- [Short task]
Take each line containing the word "high" and copy it.

[Start]

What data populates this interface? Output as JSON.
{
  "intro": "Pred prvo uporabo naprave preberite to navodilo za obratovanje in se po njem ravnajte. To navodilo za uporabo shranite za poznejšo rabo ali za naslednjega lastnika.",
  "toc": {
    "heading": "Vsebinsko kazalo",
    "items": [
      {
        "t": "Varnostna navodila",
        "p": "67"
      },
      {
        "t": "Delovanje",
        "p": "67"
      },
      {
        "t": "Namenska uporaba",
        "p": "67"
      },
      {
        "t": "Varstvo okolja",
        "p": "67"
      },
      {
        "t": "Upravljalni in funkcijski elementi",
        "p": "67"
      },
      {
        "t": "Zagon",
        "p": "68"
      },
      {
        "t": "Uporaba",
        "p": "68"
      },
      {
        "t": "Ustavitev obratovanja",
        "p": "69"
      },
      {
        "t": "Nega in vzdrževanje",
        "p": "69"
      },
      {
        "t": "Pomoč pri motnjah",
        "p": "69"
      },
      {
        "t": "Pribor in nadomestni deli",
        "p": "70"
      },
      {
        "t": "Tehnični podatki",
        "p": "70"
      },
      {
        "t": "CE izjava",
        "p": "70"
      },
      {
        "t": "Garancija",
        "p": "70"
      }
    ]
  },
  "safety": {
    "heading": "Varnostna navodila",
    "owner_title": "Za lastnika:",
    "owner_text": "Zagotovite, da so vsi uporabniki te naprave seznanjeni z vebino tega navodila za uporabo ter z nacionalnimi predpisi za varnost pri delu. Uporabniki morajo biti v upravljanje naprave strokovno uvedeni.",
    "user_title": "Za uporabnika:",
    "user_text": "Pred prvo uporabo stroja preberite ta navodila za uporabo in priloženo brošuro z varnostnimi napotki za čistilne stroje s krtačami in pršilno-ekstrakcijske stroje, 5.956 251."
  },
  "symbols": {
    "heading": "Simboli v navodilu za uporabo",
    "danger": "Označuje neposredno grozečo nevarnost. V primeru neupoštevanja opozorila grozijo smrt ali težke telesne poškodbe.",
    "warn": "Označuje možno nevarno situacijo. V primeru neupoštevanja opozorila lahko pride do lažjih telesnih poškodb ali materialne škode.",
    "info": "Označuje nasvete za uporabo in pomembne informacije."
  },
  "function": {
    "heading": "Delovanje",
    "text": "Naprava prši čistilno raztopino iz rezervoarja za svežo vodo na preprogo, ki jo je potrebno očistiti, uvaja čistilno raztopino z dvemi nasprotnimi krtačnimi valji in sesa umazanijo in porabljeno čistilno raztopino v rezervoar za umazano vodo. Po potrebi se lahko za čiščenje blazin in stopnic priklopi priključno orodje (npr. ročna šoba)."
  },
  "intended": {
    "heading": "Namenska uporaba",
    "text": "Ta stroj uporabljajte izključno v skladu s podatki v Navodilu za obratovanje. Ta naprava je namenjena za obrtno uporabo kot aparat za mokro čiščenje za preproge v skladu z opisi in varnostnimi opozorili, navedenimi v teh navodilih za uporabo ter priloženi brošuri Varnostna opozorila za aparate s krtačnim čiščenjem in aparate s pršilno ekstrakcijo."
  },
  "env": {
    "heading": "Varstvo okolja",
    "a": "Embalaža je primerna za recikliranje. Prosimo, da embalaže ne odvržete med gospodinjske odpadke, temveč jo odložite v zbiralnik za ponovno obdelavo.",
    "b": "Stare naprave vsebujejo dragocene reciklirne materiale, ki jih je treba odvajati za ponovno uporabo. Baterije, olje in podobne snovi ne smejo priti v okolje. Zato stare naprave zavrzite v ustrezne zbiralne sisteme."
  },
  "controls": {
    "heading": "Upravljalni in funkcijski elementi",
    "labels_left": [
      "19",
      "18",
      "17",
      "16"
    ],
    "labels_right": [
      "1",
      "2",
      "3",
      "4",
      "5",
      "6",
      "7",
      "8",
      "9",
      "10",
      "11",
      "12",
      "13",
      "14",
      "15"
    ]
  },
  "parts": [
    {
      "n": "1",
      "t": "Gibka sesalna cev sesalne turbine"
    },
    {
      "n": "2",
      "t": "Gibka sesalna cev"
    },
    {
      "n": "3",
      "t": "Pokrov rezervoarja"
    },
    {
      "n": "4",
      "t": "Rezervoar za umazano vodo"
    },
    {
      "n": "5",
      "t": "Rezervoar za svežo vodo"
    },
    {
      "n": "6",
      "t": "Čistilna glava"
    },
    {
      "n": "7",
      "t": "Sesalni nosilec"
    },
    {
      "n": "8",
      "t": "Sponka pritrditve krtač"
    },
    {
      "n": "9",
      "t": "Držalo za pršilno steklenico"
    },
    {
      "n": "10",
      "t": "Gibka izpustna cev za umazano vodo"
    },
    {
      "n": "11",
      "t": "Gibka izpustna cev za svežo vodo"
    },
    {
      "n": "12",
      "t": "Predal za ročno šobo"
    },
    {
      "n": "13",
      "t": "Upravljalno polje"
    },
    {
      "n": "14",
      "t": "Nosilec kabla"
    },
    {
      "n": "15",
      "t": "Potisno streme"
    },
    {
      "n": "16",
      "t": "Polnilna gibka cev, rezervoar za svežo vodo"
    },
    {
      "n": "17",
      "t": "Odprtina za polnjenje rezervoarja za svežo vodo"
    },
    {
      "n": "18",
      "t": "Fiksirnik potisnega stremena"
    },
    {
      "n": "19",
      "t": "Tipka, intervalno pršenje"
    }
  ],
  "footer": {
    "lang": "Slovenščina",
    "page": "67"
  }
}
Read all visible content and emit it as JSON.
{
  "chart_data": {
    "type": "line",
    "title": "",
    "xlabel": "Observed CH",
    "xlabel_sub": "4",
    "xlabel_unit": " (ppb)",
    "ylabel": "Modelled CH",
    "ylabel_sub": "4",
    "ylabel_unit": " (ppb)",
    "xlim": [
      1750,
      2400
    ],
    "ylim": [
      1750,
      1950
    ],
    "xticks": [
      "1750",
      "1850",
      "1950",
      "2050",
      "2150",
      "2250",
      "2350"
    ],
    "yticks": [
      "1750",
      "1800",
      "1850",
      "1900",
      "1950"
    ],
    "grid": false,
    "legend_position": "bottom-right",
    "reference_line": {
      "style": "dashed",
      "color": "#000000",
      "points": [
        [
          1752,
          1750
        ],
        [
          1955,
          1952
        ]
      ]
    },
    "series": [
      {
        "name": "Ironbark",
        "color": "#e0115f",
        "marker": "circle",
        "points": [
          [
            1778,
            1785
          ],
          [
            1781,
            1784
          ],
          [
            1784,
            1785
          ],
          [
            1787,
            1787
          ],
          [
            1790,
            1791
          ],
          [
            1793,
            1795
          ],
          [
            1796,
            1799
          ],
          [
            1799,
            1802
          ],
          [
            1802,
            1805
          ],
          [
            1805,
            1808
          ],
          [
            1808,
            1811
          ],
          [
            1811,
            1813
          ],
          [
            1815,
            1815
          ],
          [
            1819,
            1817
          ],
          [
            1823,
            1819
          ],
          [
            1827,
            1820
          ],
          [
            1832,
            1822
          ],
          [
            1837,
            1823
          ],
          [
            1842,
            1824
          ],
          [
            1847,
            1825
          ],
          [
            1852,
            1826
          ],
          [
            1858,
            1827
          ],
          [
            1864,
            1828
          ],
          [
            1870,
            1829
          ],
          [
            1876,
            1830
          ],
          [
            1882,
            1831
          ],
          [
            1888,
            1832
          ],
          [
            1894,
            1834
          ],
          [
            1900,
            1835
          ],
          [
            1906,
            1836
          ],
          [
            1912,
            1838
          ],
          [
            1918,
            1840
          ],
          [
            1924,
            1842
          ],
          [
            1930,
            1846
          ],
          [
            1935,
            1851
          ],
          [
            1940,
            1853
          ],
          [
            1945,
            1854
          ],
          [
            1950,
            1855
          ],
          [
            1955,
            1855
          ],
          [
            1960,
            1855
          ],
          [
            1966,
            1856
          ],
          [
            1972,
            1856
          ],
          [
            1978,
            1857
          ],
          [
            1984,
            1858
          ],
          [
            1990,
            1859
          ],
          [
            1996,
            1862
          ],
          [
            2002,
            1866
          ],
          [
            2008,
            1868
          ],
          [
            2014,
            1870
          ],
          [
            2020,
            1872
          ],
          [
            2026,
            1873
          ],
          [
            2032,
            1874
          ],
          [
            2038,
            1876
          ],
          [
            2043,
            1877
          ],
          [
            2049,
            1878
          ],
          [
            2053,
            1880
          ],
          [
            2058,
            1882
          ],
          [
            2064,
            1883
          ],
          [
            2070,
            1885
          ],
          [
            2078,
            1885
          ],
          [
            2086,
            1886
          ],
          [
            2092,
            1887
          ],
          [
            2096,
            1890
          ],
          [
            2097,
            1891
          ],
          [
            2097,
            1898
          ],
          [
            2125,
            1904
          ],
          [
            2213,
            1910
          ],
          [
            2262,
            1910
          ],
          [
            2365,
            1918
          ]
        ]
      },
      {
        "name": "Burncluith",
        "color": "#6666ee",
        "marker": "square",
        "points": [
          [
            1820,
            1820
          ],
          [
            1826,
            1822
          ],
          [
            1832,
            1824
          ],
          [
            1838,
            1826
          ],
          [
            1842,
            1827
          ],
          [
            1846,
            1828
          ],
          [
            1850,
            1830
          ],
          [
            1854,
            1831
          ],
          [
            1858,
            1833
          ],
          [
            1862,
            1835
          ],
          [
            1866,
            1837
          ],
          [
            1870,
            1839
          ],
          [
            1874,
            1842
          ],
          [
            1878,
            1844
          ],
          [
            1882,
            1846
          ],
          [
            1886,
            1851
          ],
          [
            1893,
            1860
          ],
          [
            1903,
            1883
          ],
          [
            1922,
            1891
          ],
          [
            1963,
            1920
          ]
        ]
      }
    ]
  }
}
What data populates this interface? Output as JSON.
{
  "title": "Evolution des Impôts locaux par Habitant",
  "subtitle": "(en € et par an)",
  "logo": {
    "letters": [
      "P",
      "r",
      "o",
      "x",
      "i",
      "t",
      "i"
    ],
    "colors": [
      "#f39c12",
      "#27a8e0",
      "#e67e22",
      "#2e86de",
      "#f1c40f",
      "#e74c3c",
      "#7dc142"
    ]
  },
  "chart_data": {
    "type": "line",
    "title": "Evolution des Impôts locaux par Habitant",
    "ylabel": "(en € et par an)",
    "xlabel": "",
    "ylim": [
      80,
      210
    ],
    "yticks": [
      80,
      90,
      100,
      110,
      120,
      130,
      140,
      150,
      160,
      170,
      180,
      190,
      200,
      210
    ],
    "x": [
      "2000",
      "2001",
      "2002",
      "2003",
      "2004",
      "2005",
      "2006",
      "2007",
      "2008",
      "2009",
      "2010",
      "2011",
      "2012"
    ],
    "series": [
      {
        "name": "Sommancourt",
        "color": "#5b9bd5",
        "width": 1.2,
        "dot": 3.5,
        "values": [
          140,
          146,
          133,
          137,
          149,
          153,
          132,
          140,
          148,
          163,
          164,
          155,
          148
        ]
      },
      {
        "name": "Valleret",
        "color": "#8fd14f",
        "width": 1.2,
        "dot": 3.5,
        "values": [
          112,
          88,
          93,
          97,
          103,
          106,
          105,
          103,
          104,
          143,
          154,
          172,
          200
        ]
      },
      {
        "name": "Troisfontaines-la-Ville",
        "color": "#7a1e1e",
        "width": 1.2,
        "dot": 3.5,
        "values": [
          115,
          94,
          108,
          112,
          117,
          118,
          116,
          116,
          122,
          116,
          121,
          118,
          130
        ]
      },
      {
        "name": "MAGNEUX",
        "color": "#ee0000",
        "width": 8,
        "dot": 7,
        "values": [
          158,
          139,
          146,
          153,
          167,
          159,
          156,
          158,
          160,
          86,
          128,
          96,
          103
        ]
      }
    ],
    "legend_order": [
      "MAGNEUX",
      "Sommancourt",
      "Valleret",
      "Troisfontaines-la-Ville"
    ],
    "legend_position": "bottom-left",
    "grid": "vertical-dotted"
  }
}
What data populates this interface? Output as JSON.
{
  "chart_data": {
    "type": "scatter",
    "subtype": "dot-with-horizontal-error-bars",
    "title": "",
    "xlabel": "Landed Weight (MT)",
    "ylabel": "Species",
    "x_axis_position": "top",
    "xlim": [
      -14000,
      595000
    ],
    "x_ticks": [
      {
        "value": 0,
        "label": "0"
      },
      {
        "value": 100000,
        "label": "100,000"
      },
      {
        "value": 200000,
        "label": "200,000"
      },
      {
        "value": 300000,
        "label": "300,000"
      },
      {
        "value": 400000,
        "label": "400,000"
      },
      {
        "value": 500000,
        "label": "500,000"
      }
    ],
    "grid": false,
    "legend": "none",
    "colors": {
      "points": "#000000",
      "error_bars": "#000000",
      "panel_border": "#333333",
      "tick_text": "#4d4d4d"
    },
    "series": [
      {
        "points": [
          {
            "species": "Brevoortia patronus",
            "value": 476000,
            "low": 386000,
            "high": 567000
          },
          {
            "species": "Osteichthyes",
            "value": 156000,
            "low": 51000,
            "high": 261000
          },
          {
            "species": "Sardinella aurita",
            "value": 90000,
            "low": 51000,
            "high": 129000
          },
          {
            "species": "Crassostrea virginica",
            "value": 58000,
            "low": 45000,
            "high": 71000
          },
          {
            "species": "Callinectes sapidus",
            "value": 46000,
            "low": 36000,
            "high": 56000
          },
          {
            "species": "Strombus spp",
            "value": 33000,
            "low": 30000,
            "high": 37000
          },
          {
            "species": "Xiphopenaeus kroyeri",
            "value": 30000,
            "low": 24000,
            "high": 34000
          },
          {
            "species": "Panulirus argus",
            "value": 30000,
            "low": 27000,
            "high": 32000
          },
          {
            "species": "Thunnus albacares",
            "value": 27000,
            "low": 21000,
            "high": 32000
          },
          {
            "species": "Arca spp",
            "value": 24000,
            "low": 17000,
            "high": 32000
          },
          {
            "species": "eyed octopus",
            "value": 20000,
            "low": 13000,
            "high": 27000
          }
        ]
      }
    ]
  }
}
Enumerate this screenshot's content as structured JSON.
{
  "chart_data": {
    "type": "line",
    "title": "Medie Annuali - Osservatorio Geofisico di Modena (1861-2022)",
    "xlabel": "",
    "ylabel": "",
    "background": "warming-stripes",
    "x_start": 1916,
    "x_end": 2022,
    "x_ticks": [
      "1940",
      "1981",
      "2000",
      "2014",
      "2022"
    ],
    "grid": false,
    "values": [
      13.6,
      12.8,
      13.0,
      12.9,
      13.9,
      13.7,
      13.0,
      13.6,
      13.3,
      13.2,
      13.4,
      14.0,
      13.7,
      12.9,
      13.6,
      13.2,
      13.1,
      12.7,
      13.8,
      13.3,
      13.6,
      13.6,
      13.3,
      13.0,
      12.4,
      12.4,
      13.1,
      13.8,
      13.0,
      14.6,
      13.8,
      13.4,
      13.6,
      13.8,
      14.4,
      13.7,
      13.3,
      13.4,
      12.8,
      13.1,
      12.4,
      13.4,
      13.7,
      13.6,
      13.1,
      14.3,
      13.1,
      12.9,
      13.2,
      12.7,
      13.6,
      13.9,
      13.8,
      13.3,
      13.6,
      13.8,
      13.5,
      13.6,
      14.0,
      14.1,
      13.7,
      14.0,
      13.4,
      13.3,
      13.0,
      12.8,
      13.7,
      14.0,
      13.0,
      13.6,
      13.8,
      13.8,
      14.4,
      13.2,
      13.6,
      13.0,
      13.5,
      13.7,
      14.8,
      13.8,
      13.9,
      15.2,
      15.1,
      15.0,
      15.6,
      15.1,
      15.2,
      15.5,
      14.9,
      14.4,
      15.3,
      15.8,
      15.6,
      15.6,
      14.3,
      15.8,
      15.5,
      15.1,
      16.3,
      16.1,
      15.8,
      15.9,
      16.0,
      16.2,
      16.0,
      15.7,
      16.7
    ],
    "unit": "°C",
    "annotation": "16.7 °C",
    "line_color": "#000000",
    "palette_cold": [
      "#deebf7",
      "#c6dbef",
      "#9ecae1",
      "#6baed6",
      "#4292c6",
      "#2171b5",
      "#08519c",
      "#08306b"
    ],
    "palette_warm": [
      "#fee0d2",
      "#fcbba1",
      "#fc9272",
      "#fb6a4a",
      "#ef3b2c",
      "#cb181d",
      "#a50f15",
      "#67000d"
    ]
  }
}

[End]

- [Written response]
            "high": 567000
            "high": 261000
            "high": 129000
            "high": 71000
            "high": 56000
            "high": 37000
            "high": 34000
            "high": 32000
            "high": 32000
            "high": 32000
            "high": 27000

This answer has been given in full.